By NICK CHILES
As black men, we spend a significant part of our early days making testosterone-infused snap judgments about how we think we’d fare in physical encounters with other brothers. “I think I could take him.” “Look at that little guy over there—I know I could take him.” “Whoa, that’s a big dude. But I could still take him long as I had a baseball bat.”
If you had walked up to me about 20 years ago and told me that two decades hence, the person in the world I’d be most frightened of would stand about three feet tall and tip the scales at 34 lbs., I would have checked your forehead for signs of fever. But there I was, more than four decades on this planet, and I could state without hesitation that the person who frightened me most went by the name of Lila Chiles and she fit exactly those height and weight measurements. Yes, as you might have guessed by now, my terrifying antagonist was my four-year-old daughter.
Before you prepare your laundry list of harsh judgments, let me establish a few things up front:
1. I love the girl more than I ever thought imaginable. My wife does too.
2. The girl is six now, and not nearly as bad. But she’s still a little scary.
3. If, as you read this, you find your tongue curling around the word “punk,” you won’t get any argument from me.
4. Yes, I am, indeed, quite a bit bigger than she.
5. No, she has never threatened me with any firearms. I don’t believe she’s threatened my wife either. If she had, I assume my wife would have told me.

### INFORMATION SUPPLIED
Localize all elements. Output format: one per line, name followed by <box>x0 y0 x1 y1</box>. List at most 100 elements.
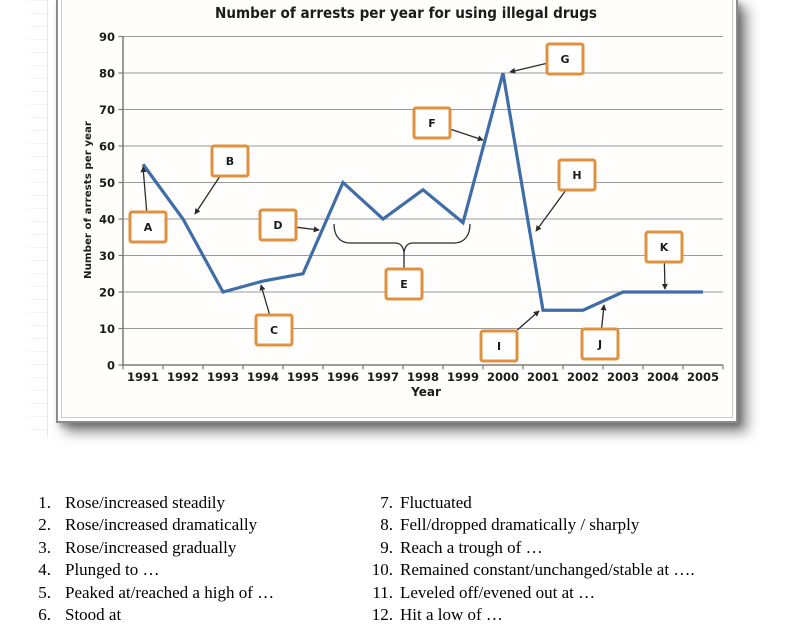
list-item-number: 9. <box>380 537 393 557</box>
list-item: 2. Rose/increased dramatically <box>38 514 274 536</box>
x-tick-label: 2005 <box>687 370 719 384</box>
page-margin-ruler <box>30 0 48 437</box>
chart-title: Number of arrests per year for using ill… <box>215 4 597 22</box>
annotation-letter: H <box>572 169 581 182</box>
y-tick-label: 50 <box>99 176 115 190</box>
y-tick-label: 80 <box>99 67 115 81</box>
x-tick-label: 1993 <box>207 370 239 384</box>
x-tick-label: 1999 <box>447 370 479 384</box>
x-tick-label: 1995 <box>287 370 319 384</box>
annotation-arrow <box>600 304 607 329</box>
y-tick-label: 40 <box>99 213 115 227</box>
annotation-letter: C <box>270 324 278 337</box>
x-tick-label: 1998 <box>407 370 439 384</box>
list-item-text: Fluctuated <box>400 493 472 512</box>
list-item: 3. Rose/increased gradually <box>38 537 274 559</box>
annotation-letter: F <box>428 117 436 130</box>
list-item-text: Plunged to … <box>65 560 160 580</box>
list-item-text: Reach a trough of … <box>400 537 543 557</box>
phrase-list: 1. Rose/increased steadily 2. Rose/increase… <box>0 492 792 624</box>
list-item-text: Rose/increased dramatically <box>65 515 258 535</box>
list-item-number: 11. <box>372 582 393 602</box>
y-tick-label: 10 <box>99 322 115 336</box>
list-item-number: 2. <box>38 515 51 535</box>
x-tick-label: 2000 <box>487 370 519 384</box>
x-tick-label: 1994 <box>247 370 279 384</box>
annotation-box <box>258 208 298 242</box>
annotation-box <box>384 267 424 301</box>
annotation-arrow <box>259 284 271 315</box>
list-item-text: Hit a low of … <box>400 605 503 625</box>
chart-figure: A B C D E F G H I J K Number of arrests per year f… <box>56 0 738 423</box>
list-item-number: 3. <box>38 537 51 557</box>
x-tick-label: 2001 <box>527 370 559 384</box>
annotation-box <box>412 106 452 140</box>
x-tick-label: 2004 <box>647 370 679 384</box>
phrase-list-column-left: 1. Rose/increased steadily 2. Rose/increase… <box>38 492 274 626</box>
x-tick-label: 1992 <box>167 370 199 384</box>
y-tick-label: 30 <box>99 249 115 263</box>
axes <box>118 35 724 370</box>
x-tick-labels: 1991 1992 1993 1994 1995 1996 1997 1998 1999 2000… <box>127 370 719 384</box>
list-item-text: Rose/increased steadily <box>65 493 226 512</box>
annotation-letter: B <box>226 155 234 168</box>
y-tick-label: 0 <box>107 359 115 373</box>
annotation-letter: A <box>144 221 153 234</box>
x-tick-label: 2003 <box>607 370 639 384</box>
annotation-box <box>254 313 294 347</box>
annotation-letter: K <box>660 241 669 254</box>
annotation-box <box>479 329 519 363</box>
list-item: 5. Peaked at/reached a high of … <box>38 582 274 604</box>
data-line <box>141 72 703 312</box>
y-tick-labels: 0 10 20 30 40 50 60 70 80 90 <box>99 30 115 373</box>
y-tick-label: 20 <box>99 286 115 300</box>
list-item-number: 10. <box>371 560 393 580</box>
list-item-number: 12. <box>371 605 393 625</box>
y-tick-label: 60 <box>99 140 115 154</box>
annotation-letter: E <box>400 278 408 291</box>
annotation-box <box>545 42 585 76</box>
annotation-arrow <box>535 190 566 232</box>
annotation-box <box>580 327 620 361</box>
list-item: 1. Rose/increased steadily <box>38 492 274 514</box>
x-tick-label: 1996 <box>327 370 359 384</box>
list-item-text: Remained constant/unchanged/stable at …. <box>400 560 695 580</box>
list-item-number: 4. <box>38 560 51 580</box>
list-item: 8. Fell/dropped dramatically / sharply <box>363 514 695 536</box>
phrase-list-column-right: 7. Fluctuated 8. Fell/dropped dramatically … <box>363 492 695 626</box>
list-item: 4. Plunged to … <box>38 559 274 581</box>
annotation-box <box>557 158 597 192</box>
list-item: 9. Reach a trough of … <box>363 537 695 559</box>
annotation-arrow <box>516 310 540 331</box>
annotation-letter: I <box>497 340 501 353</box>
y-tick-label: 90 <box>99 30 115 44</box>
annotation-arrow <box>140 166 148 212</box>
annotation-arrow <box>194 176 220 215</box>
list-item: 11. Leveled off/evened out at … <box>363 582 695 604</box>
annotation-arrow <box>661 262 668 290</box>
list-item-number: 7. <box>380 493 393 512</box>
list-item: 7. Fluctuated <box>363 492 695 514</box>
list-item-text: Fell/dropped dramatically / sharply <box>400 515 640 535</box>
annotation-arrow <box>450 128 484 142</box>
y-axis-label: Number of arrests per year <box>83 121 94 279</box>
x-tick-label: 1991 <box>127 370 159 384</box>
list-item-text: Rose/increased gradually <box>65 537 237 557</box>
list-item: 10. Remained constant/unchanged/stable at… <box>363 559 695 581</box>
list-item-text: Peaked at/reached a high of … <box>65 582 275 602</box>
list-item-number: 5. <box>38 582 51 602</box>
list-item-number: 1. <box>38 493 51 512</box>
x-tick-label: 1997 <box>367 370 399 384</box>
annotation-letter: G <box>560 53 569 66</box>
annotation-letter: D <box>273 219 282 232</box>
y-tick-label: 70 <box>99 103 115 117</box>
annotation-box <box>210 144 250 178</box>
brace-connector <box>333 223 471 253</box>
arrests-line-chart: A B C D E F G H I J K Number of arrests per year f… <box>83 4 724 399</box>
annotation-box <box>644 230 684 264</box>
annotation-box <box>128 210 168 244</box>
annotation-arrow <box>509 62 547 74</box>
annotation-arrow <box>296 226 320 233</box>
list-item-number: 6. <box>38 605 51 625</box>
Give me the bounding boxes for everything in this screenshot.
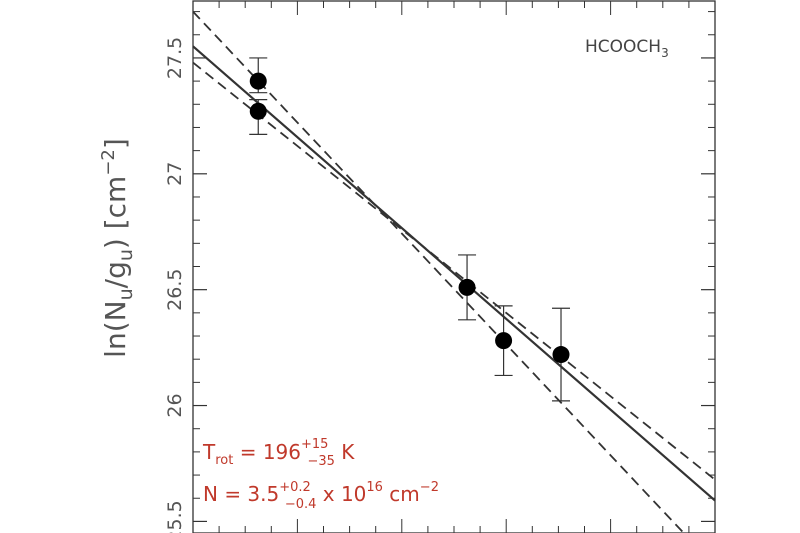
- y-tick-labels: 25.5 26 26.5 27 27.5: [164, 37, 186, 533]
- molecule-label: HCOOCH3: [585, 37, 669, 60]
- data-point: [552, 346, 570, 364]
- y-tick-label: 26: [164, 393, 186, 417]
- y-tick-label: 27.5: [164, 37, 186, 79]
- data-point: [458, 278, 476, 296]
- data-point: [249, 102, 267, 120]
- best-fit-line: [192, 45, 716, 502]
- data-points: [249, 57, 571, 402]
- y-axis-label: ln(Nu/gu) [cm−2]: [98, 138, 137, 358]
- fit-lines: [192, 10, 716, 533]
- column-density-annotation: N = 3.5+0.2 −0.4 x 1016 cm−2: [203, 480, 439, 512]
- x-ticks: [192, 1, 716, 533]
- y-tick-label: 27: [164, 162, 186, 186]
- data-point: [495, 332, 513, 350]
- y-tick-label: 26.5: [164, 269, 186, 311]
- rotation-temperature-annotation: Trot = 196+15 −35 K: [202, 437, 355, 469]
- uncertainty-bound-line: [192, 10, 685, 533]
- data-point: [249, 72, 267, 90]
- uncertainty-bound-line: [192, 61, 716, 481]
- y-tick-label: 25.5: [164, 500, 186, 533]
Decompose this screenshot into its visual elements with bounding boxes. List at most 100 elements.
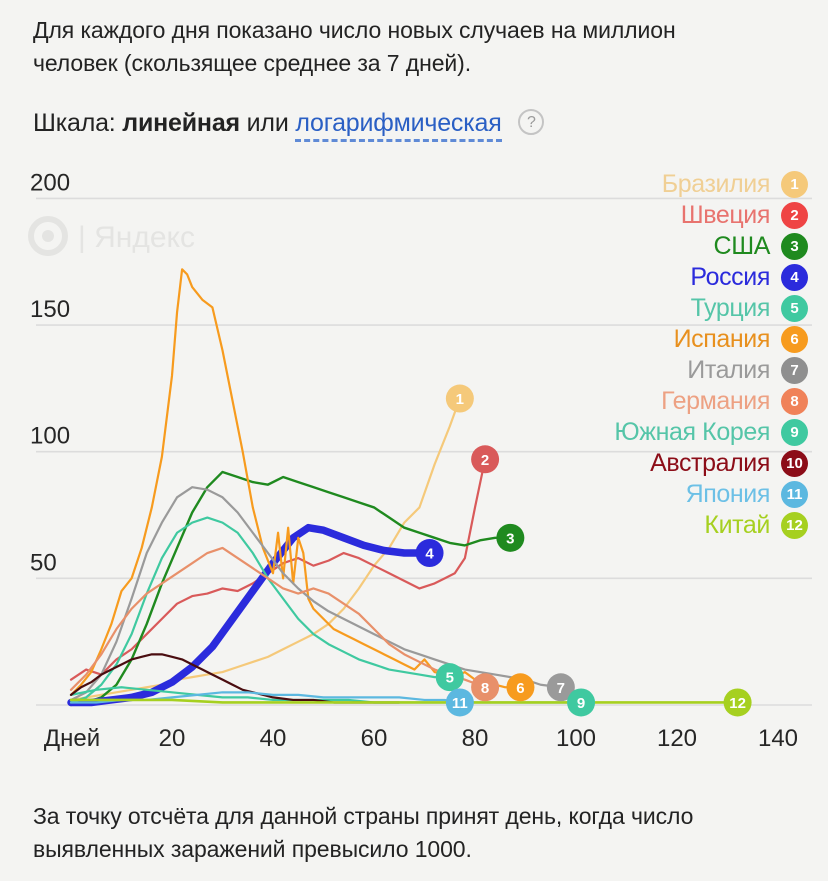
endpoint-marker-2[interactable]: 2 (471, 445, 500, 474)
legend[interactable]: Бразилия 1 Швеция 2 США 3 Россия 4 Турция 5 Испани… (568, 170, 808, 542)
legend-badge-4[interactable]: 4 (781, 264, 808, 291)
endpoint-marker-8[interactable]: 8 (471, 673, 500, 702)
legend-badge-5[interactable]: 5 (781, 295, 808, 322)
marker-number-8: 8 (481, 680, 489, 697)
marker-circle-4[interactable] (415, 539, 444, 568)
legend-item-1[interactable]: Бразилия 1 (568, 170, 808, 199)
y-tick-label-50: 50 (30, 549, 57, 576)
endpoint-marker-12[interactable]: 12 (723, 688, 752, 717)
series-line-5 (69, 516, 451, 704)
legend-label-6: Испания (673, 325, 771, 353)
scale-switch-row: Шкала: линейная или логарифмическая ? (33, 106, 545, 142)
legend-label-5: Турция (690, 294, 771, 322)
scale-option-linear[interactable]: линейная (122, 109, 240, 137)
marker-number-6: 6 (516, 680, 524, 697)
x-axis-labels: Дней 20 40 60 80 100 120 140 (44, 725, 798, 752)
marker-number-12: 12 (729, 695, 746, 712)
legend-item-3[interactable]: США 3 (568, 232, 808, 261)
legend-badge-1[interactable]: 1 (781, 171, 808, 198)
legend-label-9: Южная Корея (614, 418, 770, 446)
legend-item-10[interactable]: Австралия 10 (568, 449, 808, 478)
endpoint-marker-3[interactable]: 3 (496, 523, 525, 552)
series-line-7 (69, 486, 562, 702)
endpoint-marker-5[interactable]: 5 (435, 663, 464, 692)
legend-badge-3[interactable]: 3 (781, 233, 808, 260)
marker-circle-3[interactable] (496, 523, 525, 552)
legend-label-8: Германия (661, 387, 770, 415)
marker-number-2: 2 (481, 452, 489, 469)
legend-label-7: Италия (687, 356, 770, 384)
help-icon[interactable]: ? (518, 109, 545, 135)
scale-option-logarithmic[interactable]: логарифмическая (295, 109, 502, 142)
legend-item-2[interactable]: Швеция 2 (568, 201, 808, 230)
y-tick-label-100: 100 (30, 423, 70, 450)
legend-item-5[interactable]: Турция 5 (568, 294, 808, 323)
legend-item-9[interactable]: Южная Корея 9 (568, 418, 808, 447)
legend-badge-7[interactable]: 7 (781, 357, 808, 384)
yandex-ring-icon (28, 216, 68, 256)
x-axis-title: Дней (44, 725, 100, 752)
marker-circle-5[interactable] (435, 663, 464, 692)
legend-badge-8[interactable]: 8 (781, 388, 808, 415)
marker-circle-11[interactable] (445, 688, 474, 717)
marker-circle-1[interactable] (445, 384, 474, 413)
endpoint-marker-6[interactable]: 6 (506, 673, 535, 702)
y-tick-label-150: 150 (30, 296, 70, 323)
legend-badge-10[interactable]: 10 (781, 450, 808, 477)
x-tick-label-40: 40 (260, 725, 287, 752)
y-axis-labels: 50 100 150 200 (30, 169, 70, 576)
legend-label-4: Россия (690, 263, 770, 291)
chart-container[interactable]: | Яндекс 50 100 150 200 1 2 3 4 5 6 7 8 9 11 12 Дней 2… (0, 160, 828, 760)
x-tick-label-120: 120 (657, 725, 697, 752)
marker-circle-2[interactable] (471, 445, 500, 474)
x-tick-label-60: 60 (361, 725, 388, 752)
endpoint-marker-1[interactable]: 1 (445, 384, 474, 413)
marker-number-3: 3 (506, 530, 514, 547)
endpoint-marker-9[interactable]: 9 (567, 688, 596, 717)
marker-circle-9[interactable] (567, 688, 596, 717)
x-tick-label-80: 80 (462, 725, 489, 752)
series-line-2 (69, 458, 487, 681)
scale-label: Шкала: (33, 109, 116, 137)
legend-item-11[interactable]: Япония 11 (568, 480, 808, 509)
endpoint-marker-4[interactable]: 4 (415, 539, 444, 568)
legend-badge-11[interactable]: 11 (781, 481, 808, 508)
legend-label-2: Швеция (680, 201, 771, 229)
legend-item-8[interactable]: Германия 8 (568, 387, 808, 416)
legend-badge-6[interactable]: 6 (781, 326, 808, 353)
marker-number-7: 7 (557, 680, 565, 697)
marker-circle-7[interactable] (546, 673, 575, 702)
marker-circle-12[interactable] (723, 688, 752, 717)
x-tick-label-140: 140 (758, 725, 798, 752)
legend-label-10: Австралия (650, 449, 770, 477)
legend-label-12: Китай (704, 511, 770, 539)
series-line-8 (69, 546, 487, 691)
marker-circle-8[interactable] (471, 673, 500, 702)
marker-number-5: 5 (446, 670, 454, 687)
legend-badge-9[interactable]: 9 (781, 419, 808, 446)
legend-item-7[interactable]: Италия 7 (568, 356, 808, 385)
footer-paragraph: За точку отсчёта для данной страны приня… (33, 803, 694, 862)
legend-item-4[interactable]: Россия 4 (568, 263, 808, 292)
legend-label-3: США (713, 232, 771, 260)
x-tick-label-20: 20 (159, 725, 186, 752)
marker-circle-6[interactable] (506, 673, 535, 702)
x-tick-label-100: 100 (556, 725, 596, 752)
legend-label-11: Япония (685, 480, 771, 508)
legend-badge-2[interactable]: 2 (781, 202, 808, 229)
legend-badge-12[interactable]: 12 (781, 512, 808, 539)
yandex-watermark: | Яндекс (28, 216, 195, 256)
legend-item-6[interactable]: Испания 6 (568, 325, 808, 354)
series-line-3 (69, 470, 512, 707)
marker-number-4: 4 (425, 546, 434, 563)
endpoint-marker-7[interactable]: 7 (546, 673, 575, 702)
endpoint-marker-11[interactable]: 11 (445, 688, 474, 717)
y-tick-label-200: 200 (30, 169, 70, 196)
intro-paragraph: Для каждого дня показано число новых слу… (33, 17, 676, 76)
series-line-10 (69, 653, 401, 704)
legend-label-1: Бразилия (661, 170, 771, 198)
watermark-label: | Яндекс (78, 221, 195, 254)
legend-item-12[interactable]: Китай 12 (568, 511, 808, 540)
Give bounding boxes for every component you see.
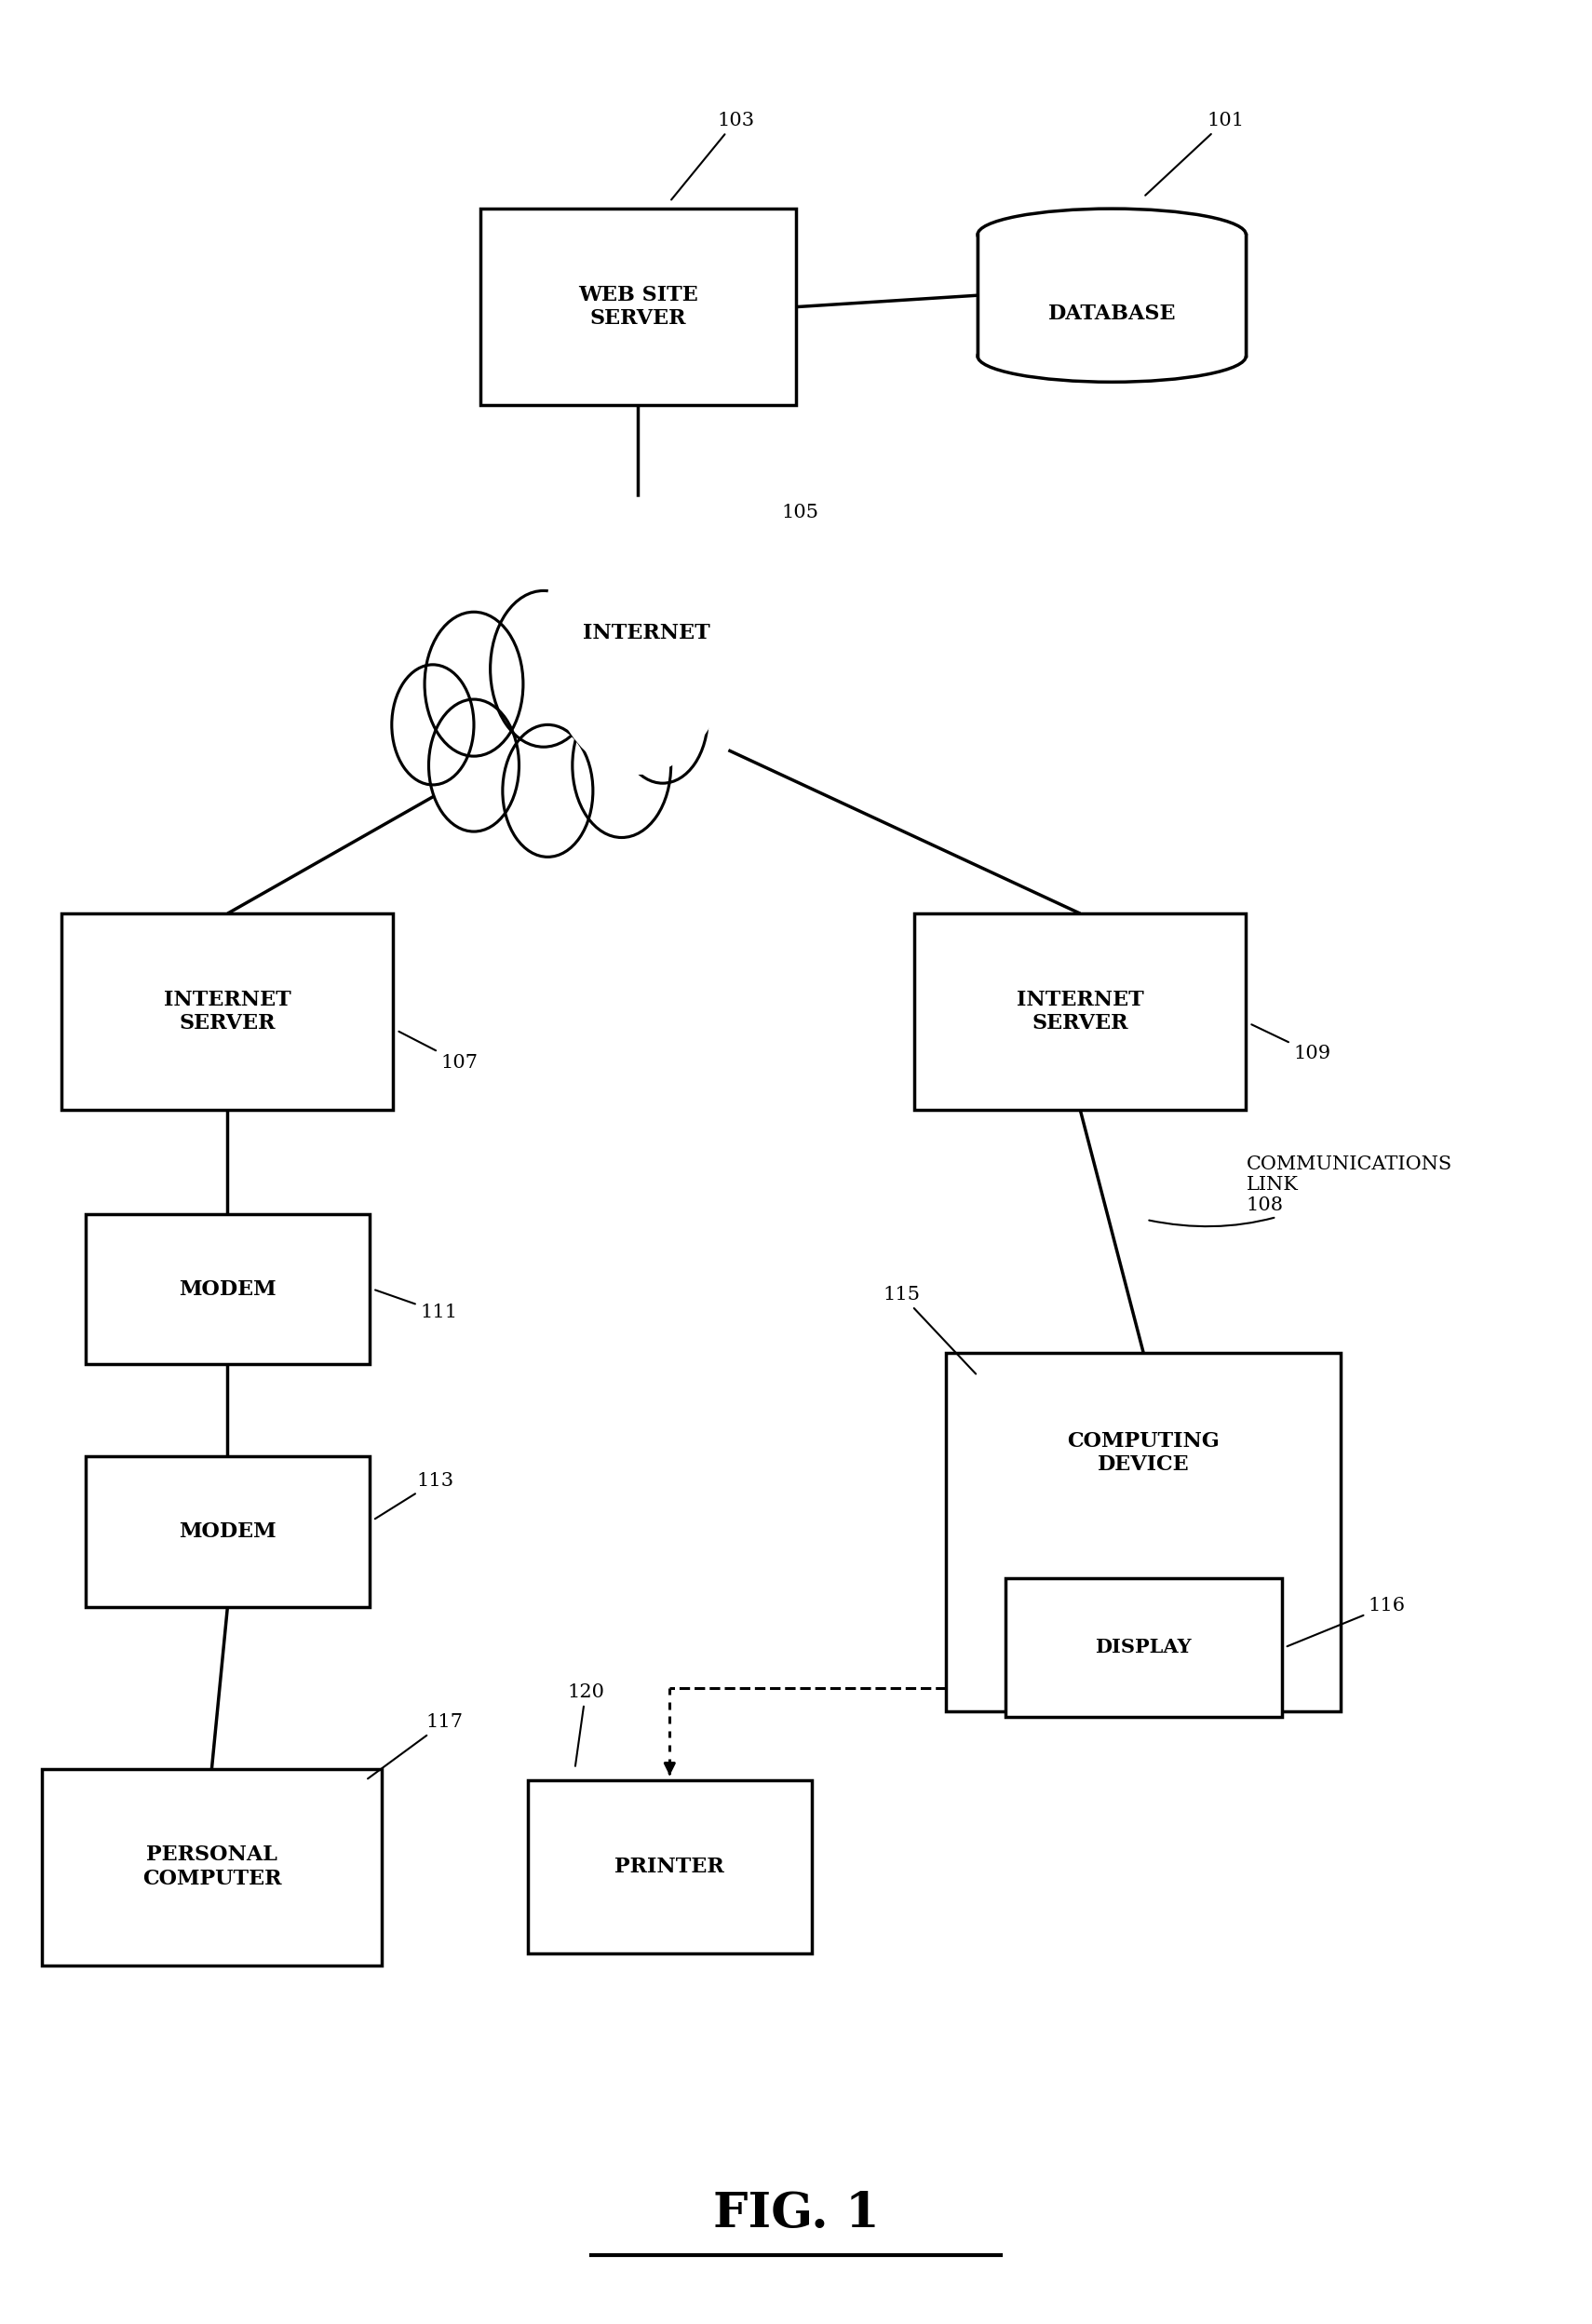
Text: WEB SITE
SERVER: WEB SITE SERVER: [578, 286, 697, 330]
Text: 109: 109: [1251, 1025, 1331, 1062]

### TASK REQUIREMENTS
A – In the essay about fearing a young daughter, how much did the daughter weigh at age four?
B – Please carry on the essay about fearing a young daughter, picking up right after its final sentence.

### TASK-BY-TASK OUTPUTS
A – 34 lbs.

B –
When we’re out in public, standing in the checkout line at the grocery store or the Wal-Mart, watching some crazy white child tear the store apart while his mother helplessly wrings her hands, Black parents like to talk a lot of smack about how thoroughly we have our kids in check. You should notice that the ones usually doing the talking had the wisdom to leave their kids at home while they shopped. Those of us whose kids are somewhere nearby are almost always silent at these moments, pretending we’re busy loading our groceries onto the conveyor belt, secretly praying that our offspring, our seeds, as my rap friends like to call them, will not choose this particular moment to act a fool, perhaps inspired by the impressive havoc created by her white colleague over yonder. I know how much many of us brag about the damage we inflict on our kids if they deign to breathe at the wrong time, the serious beatings we dish out. But it has never escaped my notice that (1) the ones who brag the loudest usually have the worst-behaving kids, and (2) the oft-beaten kids are still messing up on the regular.
This is all to say that my wife and I had tried just about every disciplinary tool we could think of to tame the wild and free spirit that is my precious little Lila, but she remained thoroughly unbroken. Shoot, she wasn’t even bent. I had to admit to a certain amount of grudging admiration for her strength of will and an abiding curiosity about what this child will grow up to be. But first we all had to get through her childhood. Lila is six now, and not nearly as out there, but two years ago, when she entered the room, the family—me, my wife, our then-seven-year-old daughter and my then-14-year-old son— all would take a collective breath, each of us praying that her gaze settled on someone else. Her focus moved slowly around the space and, too often, it stopped at me.
“Daddy, can you throw me on the bed?” she’d ask, her eyes dancing at the hours of rough-house fun she believed she was about to have with good ol’ Dad.
Gently, I’d try to turn her in another direction. “Well, no, Lila, it’s already well past nine and you and your sister should already be in bed. Perhaps you’d like for me to read from your favorite book?”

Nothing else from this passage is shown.